**DATA SHOWN:**

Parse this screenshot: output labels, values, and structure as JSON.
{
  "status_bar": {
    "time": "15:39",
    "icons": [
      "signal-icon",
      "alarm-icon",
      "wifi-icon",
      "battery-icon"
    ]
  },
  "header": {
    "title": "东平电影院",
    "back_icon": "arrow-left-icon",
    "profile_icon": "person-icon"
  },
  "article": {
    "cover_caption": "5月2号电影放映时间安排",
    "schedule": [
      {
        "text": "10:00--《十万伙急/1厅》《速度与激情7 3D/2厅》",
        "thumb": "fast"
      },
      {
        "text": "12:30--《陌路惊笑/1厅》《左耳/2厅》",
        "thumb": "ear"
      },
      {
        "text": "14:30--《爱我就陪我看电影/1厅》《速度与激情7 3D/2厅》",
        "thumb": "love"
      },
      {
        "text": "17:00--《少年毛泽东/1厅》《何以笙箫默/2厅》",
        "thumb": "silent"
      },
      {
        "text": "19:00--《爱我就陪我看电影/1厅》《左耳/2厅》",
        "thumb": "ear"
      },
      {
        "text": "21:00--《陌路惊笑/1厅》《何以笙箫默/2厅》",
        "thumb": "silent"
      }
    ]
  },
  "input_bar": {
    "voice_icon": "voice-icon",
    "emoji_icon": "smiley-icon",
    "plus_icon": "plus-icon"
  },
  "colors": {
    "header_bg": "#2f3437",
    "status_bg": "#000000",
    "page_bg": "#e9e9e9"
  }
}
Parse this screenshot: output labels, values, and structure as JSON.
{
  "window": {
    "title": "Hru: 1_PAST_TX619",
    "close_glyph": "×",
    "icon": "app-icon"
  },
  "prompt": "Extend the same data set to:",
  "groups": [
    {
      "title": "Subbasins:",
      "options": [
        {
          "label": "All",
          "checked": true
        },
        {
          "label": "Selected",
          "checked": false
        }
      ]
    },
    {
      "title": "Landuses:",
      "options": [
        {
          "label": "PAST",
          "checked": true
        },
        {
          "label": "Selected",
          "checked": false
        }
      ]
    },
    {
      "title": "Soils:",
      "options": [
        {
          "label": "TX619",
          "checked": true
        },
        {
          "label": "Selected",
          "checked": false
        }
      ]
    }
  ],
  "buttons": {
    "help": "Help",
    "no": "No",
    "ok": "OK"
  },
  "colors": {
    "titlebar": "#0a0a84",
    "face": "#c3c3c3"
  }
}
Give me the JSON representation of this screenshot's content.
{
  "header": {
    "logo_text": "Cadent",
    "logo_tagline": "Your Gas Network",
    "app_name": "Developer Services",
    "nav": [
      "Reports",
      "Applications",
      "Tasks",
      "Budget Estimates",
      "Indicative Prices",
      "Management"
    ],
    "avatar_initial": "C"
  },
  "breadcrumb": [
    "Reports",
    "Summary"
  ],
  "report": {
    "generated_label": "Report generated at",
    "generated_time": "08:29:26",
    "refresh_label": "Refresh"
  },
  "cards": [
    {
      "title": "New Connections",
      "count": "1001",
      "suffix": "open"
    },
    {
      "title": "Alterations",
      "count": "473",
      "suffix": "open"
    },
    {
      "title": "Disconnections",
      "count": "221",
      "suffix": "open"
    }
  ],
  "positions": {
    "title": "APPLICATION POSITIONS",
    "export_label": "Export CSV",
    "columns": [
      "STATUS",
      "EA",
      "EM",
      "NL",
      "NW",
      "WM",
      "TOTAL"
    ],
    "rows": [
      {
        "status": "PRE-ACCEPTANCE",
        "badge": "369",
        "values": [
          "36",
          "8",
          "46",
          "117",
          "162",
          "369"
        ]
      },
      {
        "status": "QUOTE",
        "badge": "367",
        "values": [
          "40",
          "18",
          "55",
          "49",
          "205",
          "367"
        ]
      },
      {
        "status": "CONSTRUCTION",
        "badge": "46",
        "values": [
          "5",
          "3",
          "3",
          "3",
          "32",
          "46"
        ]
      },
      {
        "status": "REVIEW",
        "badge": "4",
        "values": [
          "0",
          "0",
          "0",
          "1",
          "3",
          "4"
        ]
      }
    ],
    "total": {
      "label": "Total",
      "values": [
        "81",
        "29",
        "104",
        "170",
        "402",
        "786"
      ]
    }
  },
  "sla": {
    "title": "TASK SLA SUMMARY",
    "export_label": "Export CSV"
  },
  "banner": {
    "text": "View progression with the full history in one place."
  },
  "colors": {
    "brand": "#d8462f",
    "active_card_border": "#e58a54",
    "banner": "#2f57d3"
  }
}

**TO BE DONE:**
Nothing should be left out: return all of the records exactly.

**OUTPUT BELOW:**
Parse this screenshot: output labels, values, and structure as JSON.
{
  "status_bar": {
    "time": "15:39",
    "icons": [
      "signal-icon",
      "alarm-icon",
      "wifi-icon",
      "battery-icon"
    ]
  },
  "header": {
    "title": "东平电影院",
    "back_icon": "arrow-left-icon",
    "profile_icon": "person-icon"
  },
  "article": {
    "cover_caption": "5月2号电影放映时间安排",
    "schedule": [
      {
        "text": "10:00--《十万伙急/1厅》《速度与激情7 3D/2厅》",
        "thumb": "fast"
      },
      {
        "text": "12:30--《陌路惊笑/1厅》《左耳/2厅》",
        "thumb": "ear"
      },
      {
        "text": "14:30--《爱我就陪我看电影/1厅》《速度与激情7 3D/2厅》",
        "thumb": "love"
      },
      {
        "text": "17:00--《少年毛泽东/1厅》《何以笙箫默/2厅》",
        "thumb": "silent"
      },
      {
        "text": "19:00--《爱我就陪我看电影/1厅》《左耳/2厅》",
        "thumb": "ear"
      },
      {
        "text": "21:00--《陌路惊笑/1厅》《何以笙箫默/2厅》",
        "thumb": "silent"
      }
    ]
  },
  "input_bar": {
    "voice_icon": "voice-icon",
    "emoji_icon": "smiley-icon",
    "plus_icon": "plus-icon"
  },
  "colors": {
    "header_bg": "#2f3437",
    "status_bg": "#000000",
    "page_bg": "#e9e9e9"
  }
}
Parse this screenshot: output labels, values, and structure as JSON.
{
  "window": {
    "title": "Hru: 1_PAST_TX619",
    "close_glyph": "×",
    "icon": "app-icon"
  },
  "prompt": "Extend the same data set to:",
  "groups": [
    {
      "title": "Subbasins:",
      "options": [
        {
          "label": "All",
          "checked": true
        },
        {
          "label": "Selected",
          "checked": false
        }
      ]
    },
    {
      "title": "Landuses:",
      "options": [
        {
          "label": "PAST",
          "checked": true
        },
        {
          "label": "Selected",
          "checked": false
        }
      ]
    },
    {
      "title": "Soils:",
      "options": [
        {
          "label": "TX619",
          "checked": true
        },
        {
          "label": "Selected",
          "checked": false
        }
      ]
    }
  ],
  "buttons": {
    "help": "Help",
    "no": "No",
    "ok": "OK"
  },
  "colors": {
    "titlebar": "#0a0a84",
    "face": "#c3c3c3"
  }
}
Give me the JSON representation of this screenshot's content.
{
  "header": {
    "logo_text": "Cadent",
    "logo_tagline": "Your Gas Network",
    "app_name": "Developer Services",
    "nav": [
      "Reports",
      "Applications",
      "Tasks",
      "Budget Estimates",
      "Indicative Prices",
      "Management"
    ],
    "avatar_initial": "C"
  },
  "breadcrumb": [
    "Reports",
    "Summary"
  ],
  "report": {
    "generated_label": "Report generated at",
    "generated_time": "08:29:26",
    "refresh_label": "Refresh"
  },
  "cards": [
    {
      "title": "New Connections",
      "count": "1001",
      "suffix": "open"
    },
    {
      "title": "Alterations",
      "count": "473",
      "suffix": "open"
    },
    {
      "title": "Disconnections",
      "count": "221",
      "suffix": "open"
    }
  ],
  "positions": {
    "title": "APPLICATION POSITIONS",
    "export_label": "Export CSV",
    "columns": [
      "STATUS",
      "EA",
      "EM",
      "NL",
      "NW",
      "WM",
      "TOTAL"
    ],
    "rows": [
      {
        "status": "PRE-ACCEPTANCE",
        "badge": "369",
        "values": [
          "36",
          "8",
          "46",
          "117",
          "162",
          "369"
        ]
      },
      {
        "status": "QUOTE",
        "badge": "367",
        "values": [
          "40",
          "18",
          "55",
          "49",
          "205",
          "367"
        ]
      },
      {
        "status": "CONSTRUCTION",
        "badge": "46",
        "values": [
          "5",
          "3",
          "3",
          "3",
          "32",
          "46"
        ]
      },
      {
        "status": "REVIEW",
        "badge": "4",
        "values": [
          "0",
          "0",
          "0",
          "1",
          "3",
          "4"
        ]
      }
    ],
    "total": {
      "label": "Total",
      "values": [
        "81",
        "29",
        "104",
        "170",
        "402",
        "786"
      ]
    }
  },
  "sla": {
    "title": "TASK SLA SUMMARY",
    "export_label": "Export CSV"
  },
  "banner": {
    "text": "View progression with the full history in one place."
  },
  "colors": {
    "brand": "#d8462f",
    "active_card_border": "#e58a54",
    "banner": "#2f57d3"
  }
}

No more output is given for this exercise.